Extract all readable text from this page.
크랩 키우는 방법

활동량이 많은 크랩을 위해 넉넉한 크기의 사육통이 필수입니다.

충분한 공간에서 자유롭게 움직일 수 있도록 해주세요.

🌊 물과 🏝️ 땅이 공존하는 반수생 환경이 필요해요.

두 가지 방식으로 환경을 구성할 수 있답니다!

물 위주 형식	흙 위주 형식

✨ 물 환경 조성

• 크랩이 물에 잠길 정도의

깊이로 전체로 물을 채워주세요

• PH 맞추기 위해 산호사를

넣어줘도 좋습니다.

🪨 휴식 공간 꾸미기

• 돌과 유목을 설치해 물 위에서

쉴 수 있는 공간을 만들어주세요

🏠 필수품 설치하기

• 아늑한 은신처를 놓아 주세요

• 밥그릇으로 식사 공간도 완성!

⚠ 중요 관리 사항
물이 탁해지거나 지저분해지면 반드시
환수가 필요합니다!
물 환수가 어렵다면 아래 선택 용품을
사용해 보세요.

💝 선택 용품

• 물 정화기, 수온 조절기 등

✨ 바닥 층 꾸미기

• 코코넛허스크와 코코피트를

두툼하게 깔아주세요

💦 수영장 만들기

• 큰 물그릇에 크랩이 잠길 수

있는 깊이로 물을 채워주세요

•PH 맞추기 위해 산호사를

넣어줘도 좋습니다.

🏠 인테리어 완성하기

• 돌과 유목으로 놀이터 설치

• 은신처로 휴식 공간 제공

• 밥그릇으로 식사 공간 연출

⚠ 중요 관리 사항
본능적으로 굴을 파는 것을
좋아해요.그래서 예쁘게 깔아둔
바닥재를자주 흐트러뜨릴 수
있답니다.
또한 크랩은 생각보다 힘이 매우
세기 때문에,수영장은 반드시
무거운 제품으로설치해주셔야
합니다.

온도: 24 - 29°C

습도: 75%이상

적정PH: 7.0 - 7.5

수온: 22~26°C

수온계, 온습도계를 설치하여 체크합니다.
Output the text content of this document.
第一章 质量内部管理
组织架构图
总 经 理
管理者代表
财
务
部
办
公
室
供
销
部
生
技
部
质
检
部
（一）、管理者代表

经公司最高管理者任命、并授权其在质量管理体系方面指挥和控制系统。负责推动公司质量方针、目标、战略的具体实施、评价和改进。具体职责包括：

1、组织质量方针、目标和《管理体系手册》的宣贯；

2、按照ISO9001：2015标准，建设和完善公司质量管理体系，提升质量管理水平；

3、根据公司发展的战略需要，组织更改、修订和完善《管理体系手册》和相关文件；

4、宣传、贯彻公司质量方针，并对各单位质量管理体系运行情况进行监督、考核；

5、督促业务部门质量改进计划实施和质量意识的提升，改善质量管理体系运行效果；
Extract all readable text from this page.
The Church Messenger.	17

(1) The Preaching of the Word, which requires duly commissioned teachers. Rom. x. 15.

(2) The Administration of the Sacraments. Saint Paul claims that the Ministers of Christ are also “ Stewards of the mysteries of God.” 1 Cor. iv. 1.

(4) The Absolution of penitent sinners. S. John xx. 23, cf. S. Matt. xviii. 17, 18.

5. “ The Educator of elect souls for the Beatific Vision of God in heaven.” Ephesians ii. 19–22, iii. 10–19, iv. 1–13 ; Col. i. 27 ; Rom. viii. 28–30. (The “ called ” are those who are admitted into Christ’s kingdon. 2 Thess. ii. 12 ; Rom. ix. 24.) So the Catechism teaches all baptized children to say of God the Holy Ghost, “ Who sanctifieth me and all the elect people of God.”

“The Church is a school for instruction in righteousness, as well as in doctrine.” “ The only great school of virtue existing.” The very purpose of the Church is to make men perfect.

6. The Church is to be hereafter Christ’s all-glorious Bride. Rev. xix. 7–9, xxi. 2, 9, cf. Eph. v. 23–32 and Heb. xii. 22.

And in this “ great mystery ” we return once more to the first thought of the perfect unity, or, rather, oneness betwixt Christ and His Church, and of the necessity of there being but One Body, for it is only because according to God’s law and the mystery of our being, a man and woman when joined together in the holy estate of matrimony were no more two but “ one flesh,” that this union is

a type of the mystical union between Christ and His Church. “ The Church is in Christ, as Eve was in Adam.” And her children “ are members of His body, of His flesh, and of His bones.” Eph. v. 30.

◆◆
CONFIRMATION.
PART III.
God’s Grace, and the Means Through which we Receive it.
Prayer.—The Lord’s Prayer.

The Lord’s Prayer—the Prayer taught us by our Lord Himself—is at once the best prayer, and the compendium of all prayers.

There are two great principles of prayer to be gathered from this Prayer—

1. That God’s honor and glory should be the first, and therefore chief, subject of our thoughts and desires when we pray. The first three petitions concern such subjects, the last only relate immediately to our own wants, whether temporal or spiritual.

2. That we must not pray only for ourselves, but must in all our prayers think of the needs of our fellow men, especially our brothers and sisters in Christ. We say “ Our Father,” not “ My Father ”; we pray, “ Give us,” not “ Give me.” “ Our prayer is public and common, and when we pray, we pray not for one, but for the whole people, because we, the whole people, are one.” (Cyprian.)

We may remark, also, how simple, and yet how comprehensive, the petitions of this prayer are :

▶ _Task instructions_: Where a line holds "flesh", copy it out.

▶ _Final result_:
And in this “ great mystery ” we return once more to the first thought of the perfect unity, or, rather, oneness betwixt Christ and His Church, and of the necessity of there being but One Body, for it is only because according to God’s law and the mystery of our being, a man and woman when joined together in the holy estate of matrimony were no more two but “ one flesh,” that this union is
a type of the mystical union between Christ and His Church. “ The Church is in Christ, as Eve was in Adam.” And her children “ are members of His body, of His flesh, and of His bones.” Eph. v. 30.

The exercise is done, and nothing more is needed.